BEGIN Data supplied

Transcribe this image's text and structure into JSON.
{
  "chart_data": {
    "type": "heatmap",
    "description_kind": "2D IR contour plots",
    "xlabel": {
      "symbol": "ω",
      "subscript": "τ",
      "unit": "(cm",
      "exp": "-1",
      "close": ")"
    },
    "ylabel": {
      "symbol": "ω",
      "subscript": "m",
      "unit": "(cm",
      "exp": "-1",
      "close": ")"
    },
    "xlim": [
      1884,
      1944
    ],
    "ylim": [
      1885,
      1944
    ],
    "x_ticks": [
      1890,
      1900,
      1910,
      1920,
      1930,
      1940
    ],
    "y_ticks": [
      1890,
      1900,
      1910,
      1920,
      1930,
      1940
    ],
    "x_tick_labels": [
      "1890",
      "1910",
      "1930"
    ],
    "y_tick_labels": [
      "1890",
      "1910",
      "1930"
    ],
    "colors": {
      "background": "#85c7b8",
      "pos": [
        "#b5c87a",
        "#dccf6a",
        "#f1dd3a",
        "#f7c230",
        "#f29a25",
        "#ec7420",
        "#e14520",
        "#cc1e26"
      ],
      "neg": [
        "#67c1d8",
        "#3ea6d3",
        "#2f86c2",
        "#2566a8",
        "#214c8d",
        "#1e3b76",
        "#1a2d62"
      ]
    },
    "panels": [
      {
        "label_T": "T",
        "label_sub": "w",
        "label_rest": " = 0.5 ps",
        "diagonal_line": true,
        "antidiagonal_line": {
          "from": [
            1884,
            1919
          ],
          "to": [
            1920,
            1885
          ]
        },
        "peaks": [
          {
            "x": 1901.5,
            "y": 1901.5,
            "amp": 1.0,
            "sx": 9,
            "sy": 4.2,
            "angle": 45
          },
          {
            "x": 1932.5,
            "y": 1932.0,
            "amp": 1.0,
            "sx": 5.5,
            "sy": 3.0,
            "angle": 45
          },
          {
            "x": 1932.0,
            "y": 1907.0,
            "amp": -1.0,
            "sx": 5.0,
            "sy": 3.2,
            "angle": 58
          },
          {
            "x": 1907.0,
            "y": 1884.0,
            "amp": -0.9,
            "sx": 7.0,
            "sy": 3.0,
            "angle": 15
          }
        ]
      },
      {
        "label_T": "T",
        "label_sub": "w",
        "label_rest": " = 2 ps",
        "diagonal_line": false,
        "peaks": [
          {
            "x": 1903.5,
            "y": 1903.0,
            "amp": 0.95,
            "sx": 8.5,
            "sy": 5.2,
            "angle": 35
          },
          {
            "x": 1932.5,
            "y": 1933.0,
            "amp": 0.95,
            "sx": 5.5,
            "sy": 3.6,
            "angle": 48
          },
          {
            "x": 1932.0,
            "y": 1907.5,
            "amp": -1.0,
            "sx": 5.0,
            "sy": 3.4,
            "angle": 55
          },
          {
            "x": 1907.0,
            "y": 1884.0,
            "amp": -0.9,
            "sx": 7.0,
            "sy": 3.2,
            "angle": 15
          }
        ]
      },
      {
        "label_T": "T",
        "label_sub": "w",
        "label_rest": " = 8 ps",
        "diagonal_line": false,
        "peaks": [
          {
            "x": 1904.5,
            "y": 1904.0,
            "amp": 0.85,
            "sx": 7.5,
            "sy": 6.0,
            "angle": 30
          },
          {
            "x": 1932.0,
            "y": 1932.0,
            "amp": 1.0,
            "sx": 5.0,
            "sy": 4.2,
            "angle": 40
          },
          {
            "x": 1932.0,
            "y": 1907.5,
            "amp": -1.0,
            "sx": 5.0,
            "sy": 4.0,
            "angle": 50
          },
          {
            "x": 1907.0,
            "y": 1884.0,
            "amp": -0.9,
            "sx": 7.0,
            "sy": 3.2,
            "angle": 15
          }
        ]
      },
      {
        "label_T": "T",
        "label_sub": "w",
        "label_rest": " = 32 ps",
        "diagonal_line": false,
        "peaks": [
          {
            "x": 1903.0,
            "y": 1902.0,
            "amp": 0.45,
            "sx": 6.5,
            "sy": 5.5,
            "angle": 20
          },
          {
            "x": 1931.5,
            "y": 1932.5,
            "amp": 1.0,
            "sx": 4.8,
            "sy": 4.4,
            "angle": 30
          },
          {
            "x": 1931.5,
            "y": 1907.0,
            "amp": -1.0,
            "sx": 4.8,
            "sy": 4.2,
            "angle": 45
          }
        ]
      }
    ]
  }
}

END Data supplied

What to do: Using the listing above, reproduce each line without omission.

Answer to the problem:
Transcribe this image's text and structure into JSON.
{
  "chart_data": {
    "type": "heatmap",
    "description_kind": "2D IR contour plots",
    "xlabel": {
      "symbol": "ω",
      "subscript": "τ",
      "unit": "(cm",
      "exp": "-1",
      "close": ")"
    },
    "ylabel": {
      "symbol": "ω",
      "subscript": "m",
      "unit": "(cm",
      "exp": "-1",
      "close": ")"
    },
    "xlim": [
      1884,
      1944
    ],
    "ylim": [
      1885,
      1944
    ],
    "x_ticks": [
      1890,
      1900,
      1910,
      1920,
      1930,
      1940
    ],
    "y_ticks": [
      1890,
      1900,
      1910,
      1920,
      1930,
      1940
    ],
    "x_tick_labels": [
      "1890",
      "1910",
      "1930"
    ],
    "y_tick_labels": [
      "1890",
      "1910",
      "1930"
    ],
    "colors": {
      "background": "#85c7b8",
      "pos": [
        "#b5c87a",
        "#dccf6a",
        "#f1dd3a",
        "#f7c230",
        "#f29a25",
        "#ec7420",
        "#e14520",
        "#cc1e26"
      ],
      "neg": [
        "#67c1d8",
        "#3ea6d3",
        "#2f86c2",
        "#2566a8",
        "#214c8d",
        "#1e3b76",
        "#1a2d62"
      ]
    },
    "panels": [
      {
        "label_T": "T",
        "label_sub": "w",
        "label_rest": " = 0.5 ps",
        "diagonal_line": true,
        "antidiagonal_line": {
          "from": [
            1884,
            1919
          ],
          "to": [
            1920,
            1885
          ]
        },
        "peaks": [
          {
            "x": 1901.5,
            "y": 1901.5,
            "amp": 1.0,
            "sx": 9,
            "sy": 4.2,
            "angle": 45
          },
          {
            "x": 1932.5,
            "y": 1932.0,
            "amp": 1.0,
            "sx": 5.5,
            "sy": 3.0,
            "angle": 45
          },
          {
            "x": 1932.0,
            "y": 1907.0,
            "amp": -1.0,
            "sx": 5.0,
            "sy": 3.2,
            "angle": 58
          },
          {
            "x": 1907.0,
            "y": 1884.0,
            "amp": -0.9,
            "sx": 7.0,
            "sy": 3.0,
            "angle": 15
          }
        ]
      },
      {
        "label_T": "T",
        "label_sub": "w",
        "label_rest": " = 2 ps",
        "diagonal_line": false,
        "peaks": [
          {
            "x": 1903.5,
            "y": 1903.0,
            "amp": 0.95,
            "sx": 8.5,
            "sy": 5.2,
            "angle": 35
          },
          {
            "x": 1932.5,
            "y": 1933.0,
            "amp": 0.95,
            "sx": 5.5,
            "sy": 3.6,
            "angle": 48
          },
          {
            "x": 1932.0,
            "y": 1907.5,
            "amp": -1.0,
            "sx": 5.0,
            "sy": 3.4,
            "angle": 55
          },
          {
            "x": 1907.0,
            "y": 1884.0,
            "amp": -0.9,
            "sx": 7.0,
            "sy": 3.2,
            "angle": 15
          }
        ]
      },
      {
        "label_T": "T",
        "label_sub": "w",
        "label_rest": " = 8 ps",
        "diagonal_line": false,
        "peaks": [
          {
            "x": 1904.5,
            "y": 1904.0,
            "amp": 0.85,
            "sx": 7.5,
            "sy": 6.0,
            "angle": 30
          },
          {
            "x": 1932.0,
            "y": 1932.0,
            "amp": 1.0,
            "sx": 5.0,
            "sy": 4.2,
            "angle": 40
          },
          {
            "x": 1932.0,
            "y": 1907.5,
            "amp": -1.0,
            "sx": 5.0,
            "sy": 4.0,
            "angle": 50
          },
          {
            "x": 1907.0,
            "y": 1884.0,
            "amp": -0.9,
            "sx": 7.0,
            "sy": 3.2,
            "angle": 15
          }
        ]
      },
      {
        "label_T": "T",
        "label_sub": "w",
        "label_rest": " = 32 ps",
        "diagonal_line": false,
        "peaks": [
          {
            "x": 1903.0,
            "y": 1902.0,
            "amp": 0.45,
            "sx": 6.5,
            "sy": 5.5,
            "angle": 20
          },
          {
            "x": 1931.5,
            "y": 1932.5,
            "amp": 1.0,
            "sx": 4.8,
            "sy": 4.4,
            "angle": 30
          },
          {
            "x": 1931.5,
            "y": 1907.0,
            "amp": -1.0,
            "sx": 4.8,
            "sy": 4.2,
            "angle": 45
          }
        ]
      }
    ]
  }
}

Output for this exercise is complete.